## Start
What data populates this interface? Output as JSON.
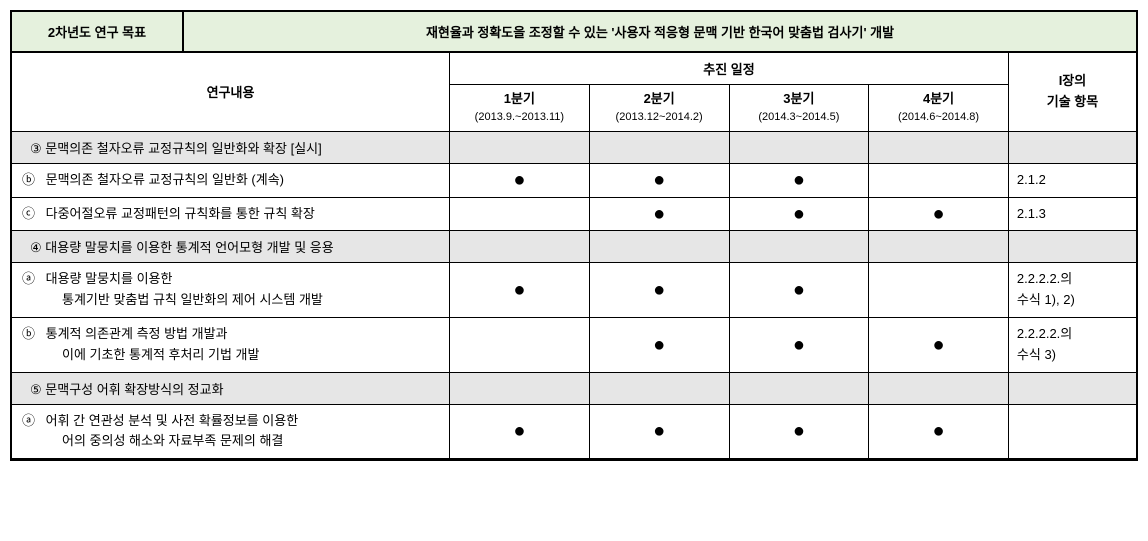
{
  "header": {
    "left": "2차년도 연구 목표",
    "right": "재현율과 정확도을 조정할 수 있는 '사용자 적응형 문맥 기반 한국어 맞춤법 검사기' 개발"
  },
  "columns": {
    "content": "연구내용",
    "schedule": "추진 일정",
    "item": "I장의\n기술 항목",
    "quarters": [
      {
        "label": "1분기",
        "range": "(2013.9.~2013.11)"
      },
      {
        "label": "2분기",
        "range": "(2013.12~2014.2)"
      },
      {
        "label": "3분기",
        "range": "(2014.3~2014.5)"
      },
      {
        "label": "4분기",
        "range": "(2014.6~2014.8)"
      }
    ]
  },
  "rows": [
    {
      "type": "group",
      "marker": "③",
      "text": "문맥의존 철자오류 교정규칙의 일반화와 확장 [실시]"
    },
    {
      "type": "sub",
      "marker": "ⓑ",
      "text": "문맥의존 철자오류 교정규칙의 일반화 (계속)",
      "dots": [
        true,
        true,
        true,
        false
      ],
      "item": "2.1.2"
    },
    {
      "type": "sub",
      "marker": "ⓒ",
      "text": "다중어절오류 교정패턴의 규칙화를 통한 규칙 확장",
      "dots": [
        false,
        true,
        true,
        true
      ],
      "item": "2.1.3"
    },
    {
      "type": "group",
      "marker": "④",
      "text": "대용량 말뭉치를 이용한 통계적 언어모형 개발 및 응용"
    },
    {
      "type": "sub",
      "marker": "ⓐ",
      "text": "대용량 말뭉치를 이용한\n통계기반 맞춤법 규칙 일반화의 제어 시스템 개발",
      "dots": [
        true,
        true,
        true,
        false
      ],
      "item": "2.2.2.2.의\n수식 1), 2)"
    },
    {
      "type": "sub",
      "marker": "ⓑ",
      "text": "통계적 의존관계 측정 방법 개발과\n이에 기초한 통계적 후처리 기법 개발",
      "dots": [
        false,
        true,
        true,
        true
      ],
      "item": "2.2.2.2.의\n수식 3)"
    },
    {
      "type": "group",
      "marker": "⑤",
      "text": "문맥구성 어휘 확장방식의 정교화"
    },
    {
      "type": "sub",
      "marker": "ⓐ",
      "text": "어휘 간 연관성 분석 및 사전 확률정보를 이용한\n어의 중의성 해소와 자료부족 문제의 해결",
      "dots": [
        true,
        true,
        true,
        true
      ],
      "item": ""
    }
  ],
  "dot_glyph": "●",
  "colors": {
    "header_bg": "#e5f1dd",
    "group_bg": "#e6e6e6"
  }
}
## End
## Start
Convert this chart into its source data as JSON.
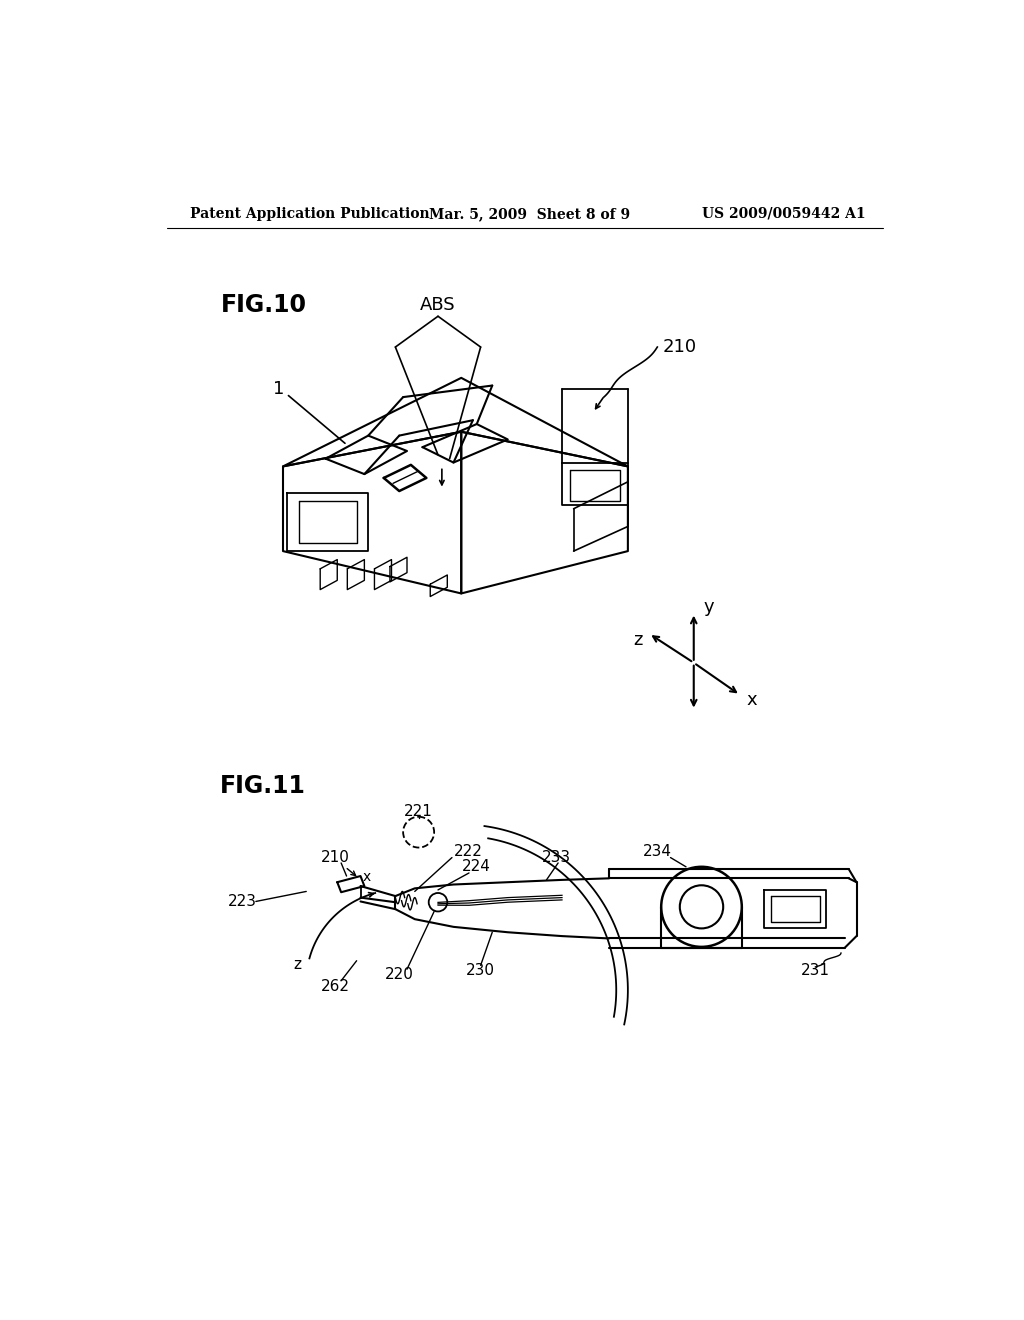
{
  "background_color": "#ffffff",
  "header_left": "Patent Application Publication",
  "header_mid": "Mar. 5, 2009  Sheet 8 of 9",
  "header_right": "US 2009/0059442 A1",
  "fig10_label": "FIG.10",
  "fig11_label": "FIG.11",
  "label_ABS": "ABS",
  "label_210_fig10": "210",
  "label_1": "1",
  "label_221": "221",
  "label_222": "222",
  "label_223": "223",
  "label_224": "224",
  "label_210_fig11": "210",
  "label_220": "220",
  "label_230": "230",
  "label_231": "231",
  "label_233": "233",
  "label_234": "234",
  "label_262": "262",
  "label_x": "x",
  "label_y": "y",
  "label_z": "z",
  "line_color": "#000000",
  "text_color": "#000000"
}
## End
__Work required__
Search the listing for the word "철자오류" and return each line that holds it.

__Exercise solution__
      "text": "문맥의존 철자오류 교정규칙의 일반화와 확장 [실시]"
      "text": "문맥의존 철자오류 교정규칙의 일반화 (계속)",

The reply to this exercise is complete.